+++ TEXT EXTRACT

Saturday, December 3, 2011

Dark Days Week One - Cabbage and Sweet Potato Slaw

I had no idea until this year that you could grow sweet potatoes in New England. Sweet potatoes are a tropical root vegetable - not a cold-hardy friend of kale and red potatoes and other favored New England crops.

Like potatoes, sweet potatoes are not true roots like carrots or parsnips, but are tubers, underground stems that store starch. Unlike carrots and parsnips that are grown from seed, potatoes and sweet potatoes are grown from sprouted pieces of tuber. The "eyes" are clusters of buds, which will grow new leafy stems. Despite the similarity in common name, these two tubers are not closely related - sweet potatoes are in the morning glory family (Convolvulaceae) and potatoes are in the nightshade family (Solanaceae). They are both "New World" plants, native to the Western Hemisphere.

Apparently, it takes some trickery to make the sweet potato plants believe that they are living in a warm climate with a long growing season, rather than in Zone 5A... it's a matter of starting the sprouts indoors early until it heats up enough outdoors to plant them in the ground. The enormous sweet potato shown here was grown at Spring Ledge Farm a few miles down the road. A new crop for the list for next year - sweet potatoes!

On Tuesday, Adam and I cooked up one of our 20-minute go-to weeknight dinners. This dish doesn't really have a name - it's a skillet saute of cabbage, apple and bacon and whatever else you happen to have on hand, such as a gigantic sweet potato.

Still life with dinner and (some of the) ingredients

We were doing great with the local-eating challenge of Dark Days - (what's Dark Days, you ask?)

++++++

## WHAT THE TASK REQUIRES
Pick up the blog post about growing sweet potatoes and the cabbage slaw dinner right after its last sentence, and keep writing it. The data that comes next has nothing to do with the sweet potato blog post.

+++ RECORDED DATA

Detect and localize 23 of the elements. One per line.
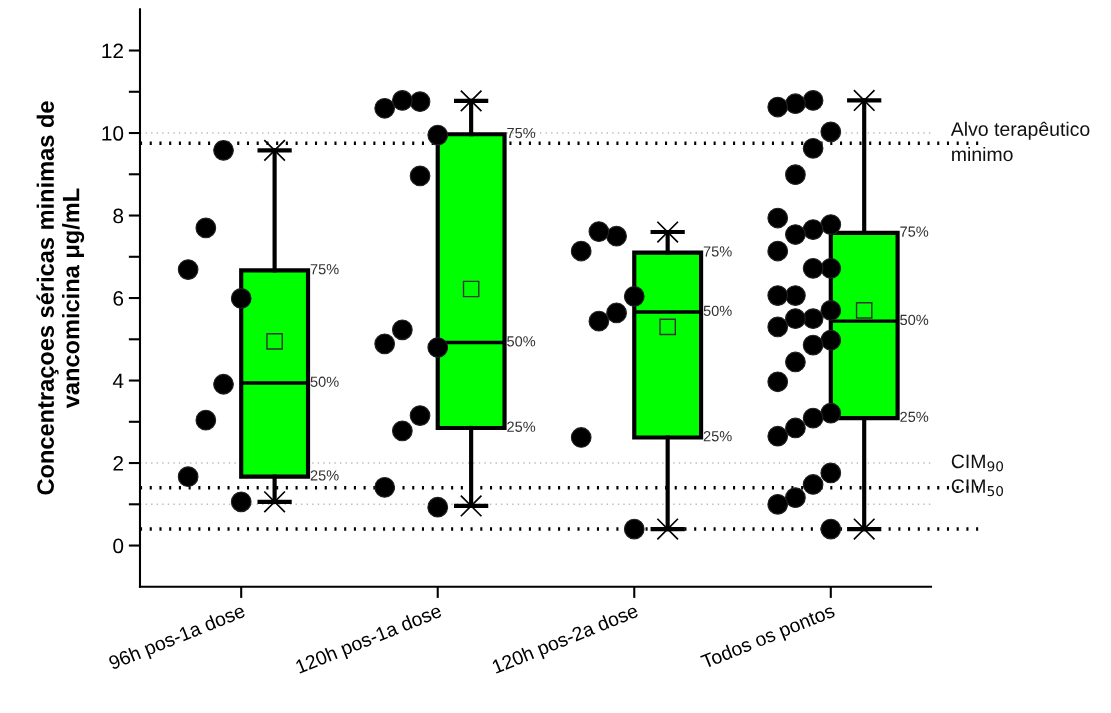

++++++

## RESPONSE TO THIS EXERCISE
Bacon, slivered cabbage and sweet potato, sliced apples and caramelized onions fried in a cast-iron pan and sauced up with maple syrup boiled down from our sugar maple trees this March...
But then, Adam added some mustard, salt and wine to balance the flavors - not local ingredients.

I think this is pretty good for a first attempt, and actually, I was sort of impressed that we didn't need to use any oil or spices to make a really tasty dish. Of course, we could have used New Hampshire wine or hard cider and maybe next year, I could grow mustard, let it mature, harvest the seeds and make my own mustard using vinegar that I made myself. (That would be truly ambitious.)

Here's rough instructions on how to make this dish - I wouldn't call this a true recipe because it's a thrown-together dish with whatever you happen to have. It would be good with any number of sliced-up winter vegetables.

Cabbage and Sweet Potato Slaw

Fry up 1/2 pound of bacon; once crispy, remove from the pan.
Add 2 cups of thinly sliced or slivered sweet potato to the pan and brown.
Add 2 cups of thinly sliced or slivered cabbage and a thinly sliced apple; cook 2-3 minutes.
Add 1/4 cup of caramelized onions and a few tablespoons of maple syrup and grainy mustard.
Cook another minute, add a splash or two of wine and a sprinkle of salt.
Turn off the heat, add the bacon back to the pan, and toss so that the bacon gets coated with a bit of the mustard-maple sauce.

This is one of those dishes that doesn't look great, but tastes awesome.

Source citations:
Bacon - North Country Smokehouse
Cabbage and sweet potato - Spring Ledge Farm
Apple (a Calville Blanc d'Hiver) - Poverty Lane Orchards
Onion - Musterfield Farm
Butter (for caramelizing the onion) - Cabot Creamery
Maple syrup - the backyard
Organic mustard - no idea - it's made by Westbrae, which is part of Hain Celestial Group
Cheap white wine - somewhere in California
Salt - I do not know, but here's a map of all of Morton's facilities.

3 comments:

  1. This sounds delicious and I think I've got the ingredients in the house.
    I just had dinner but this may be tomorrow's meal!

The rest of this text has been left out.